### Work to be completed
Exactly how many lines have the word "value"? Answer with the bare number.

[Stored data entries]
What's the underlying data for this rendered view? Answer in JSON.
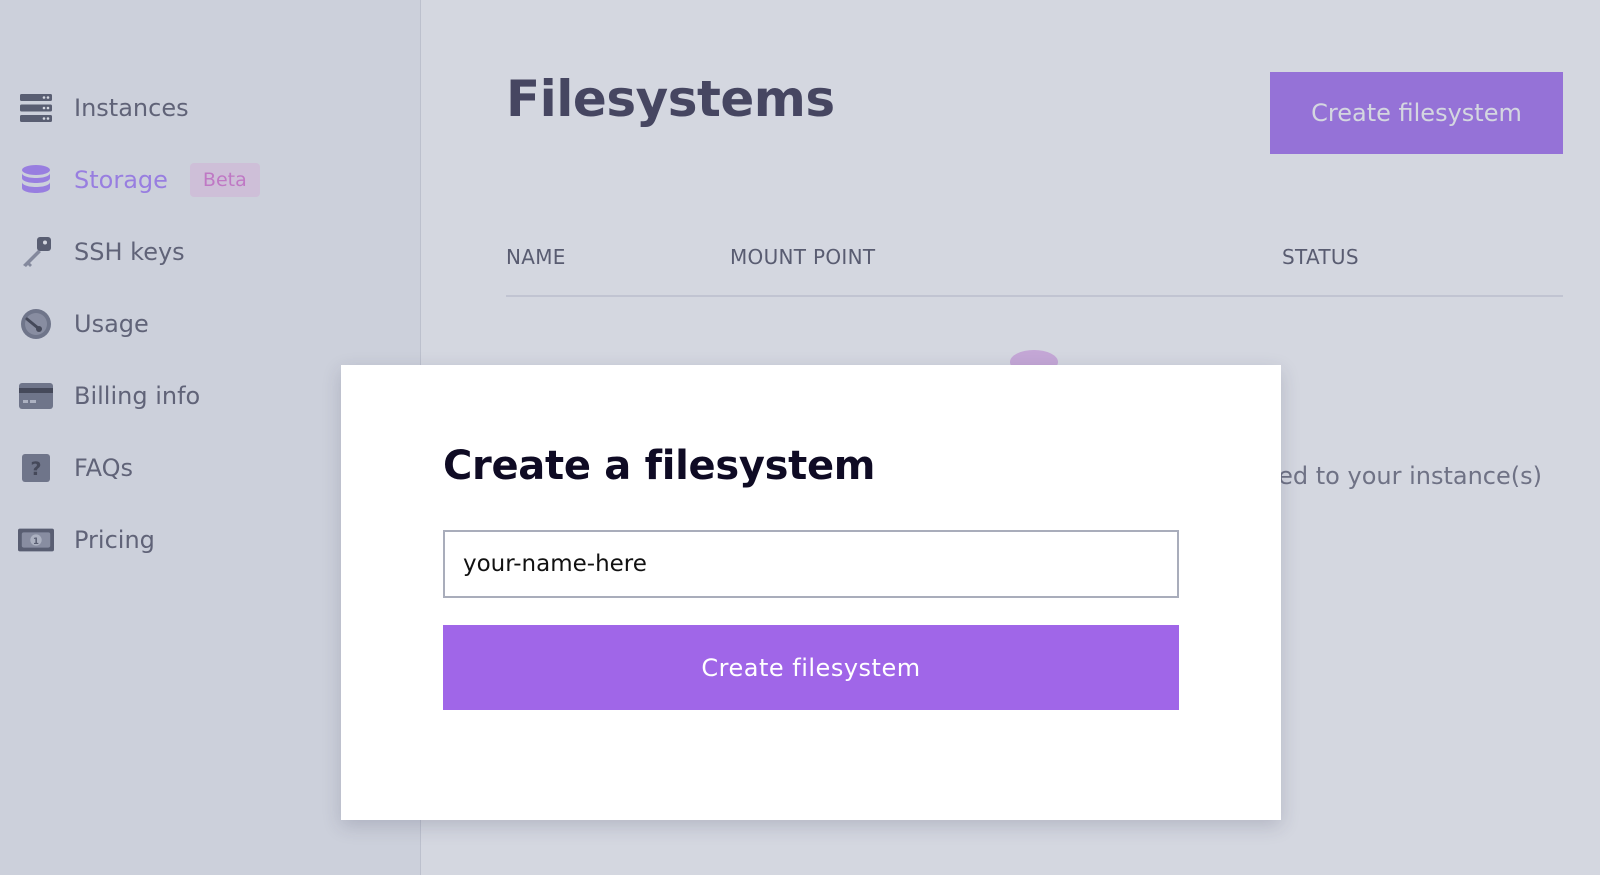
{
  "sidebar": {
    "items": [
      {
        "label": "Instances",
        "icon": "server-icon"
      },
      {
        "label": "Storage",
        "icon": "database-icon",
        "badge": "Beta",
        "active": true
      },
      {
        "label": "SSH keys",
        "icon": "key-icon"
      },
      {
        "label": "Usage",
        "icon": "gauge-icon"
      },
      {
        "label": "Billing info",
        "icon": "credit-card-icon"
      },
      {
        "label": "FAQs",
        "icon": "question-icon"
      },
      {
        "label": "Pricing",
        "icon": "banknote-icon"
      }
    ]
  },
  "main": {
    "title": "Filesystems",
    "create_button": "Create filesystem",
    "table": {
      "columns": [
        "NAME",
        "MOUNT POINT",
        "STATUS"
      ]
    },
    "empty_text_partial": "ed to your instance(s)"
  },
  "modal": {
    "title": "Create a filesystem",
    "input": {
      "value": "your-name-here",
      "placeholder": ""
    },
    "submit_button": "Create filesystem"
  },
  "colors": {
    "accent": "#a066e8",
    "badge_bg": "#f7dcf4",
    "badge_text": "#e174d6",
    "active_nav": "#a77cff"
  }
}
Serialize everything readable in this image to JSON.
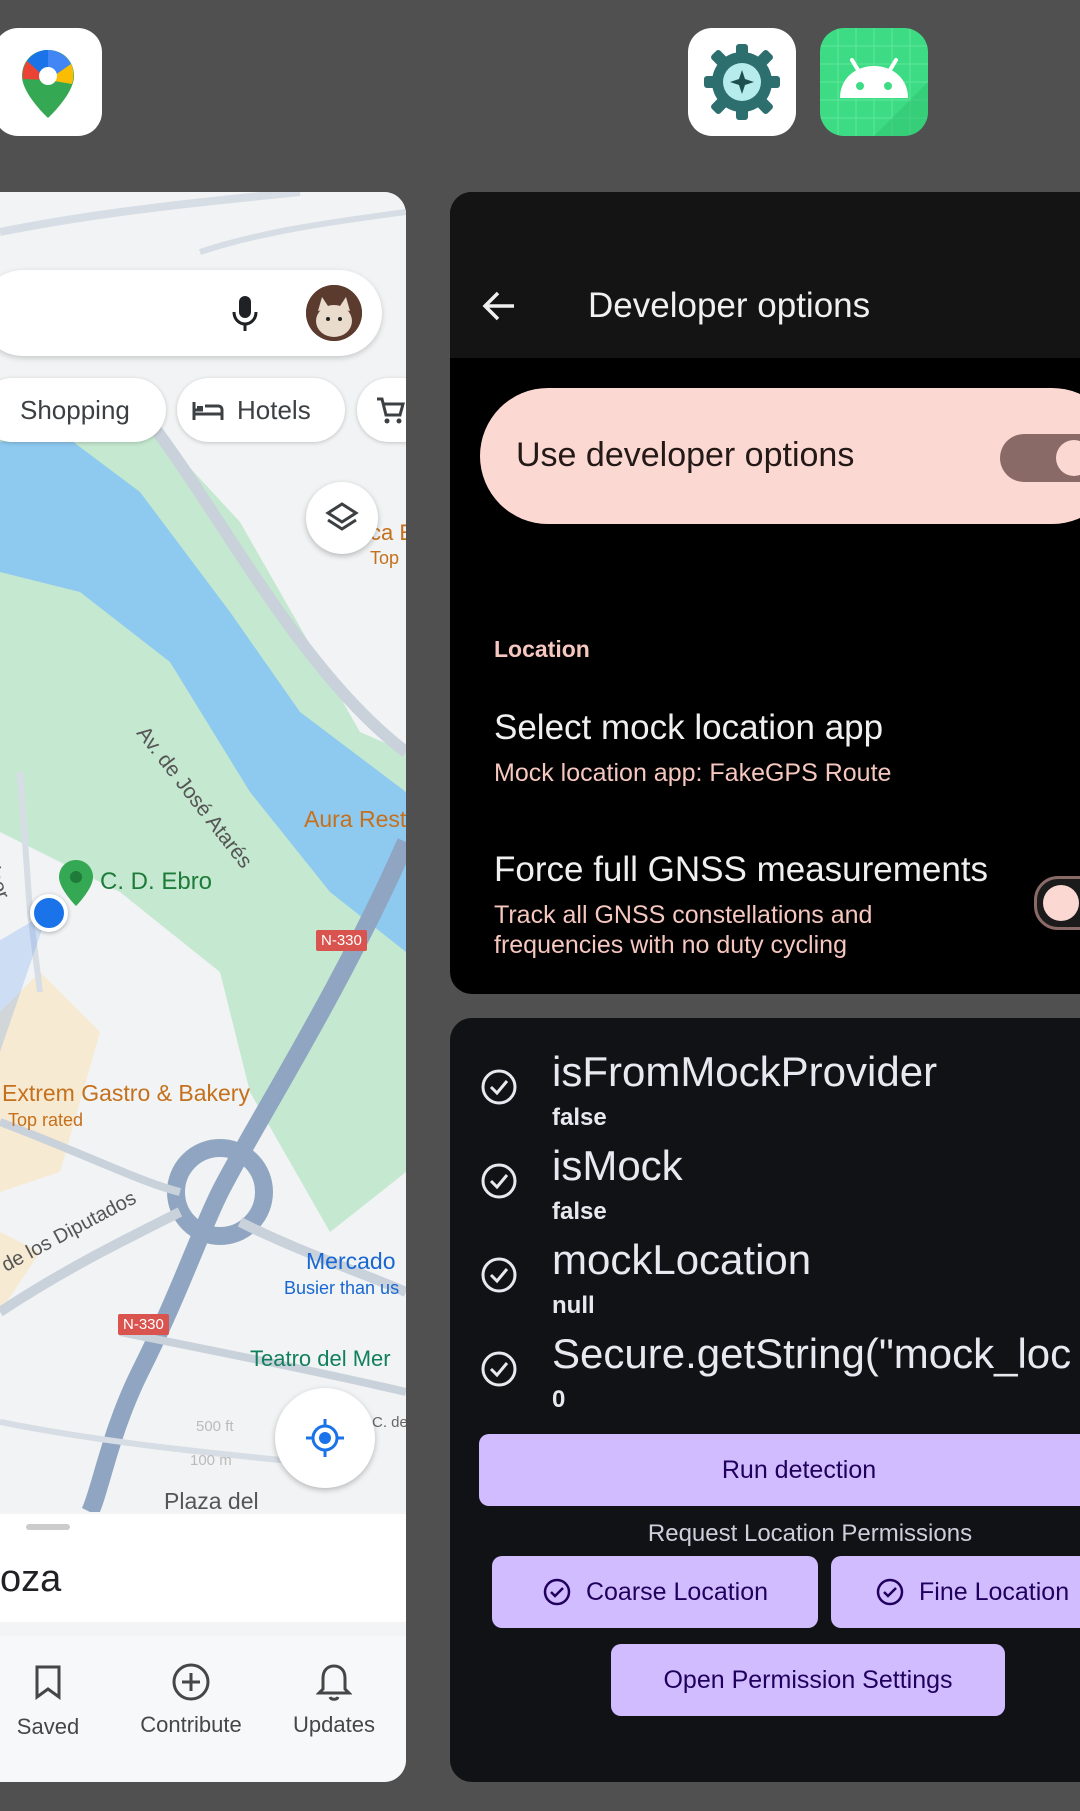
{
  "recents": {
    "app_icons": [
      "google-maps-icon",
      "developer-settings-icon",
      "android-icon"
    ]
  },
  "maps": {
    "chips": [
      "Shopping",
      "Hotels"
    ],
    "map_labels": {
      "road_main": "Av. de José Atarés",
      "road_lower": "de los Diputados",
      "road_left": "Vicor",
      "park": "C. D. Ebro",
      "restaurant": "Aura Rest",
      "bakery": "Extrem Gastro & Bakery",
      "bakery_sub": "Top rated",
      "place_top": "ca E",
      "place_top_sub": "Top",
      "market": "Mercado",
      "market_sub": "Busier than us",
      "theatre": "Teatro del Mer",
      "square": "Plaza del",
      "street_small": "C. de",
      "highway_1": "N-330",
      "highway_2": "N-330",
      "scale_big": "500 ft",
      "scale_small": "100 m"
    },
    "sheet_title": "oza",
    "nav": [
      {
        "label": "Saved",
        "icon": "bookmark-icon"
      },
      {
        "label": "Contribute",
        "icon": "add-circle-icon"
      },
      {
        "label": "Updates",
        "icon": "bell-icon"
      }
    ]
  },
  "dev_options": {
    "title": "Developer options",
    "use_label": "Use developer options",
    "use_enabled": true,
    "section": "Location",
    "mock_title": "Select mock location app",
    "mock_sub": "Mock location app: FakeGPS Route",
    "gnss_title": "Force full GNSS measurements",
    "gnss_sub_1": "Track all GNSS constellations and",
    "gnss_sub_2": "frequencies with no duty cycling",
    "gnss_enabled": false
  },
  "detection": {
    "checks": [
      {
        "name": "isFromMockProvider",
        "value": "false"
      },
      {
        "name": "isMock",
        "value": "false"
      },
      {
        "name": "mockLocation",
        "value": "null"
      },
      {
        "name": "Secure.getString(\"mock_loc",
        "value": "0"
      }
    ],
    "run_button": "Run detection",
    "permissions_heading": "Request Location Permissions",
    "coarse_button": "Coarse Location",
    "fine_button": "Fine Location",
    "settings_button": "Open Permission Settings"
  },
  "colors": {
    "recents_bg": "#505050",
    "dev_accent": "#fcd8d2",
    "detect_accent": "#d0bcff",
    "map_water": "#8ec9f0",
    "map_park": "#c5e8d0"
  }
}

### Problem solution
5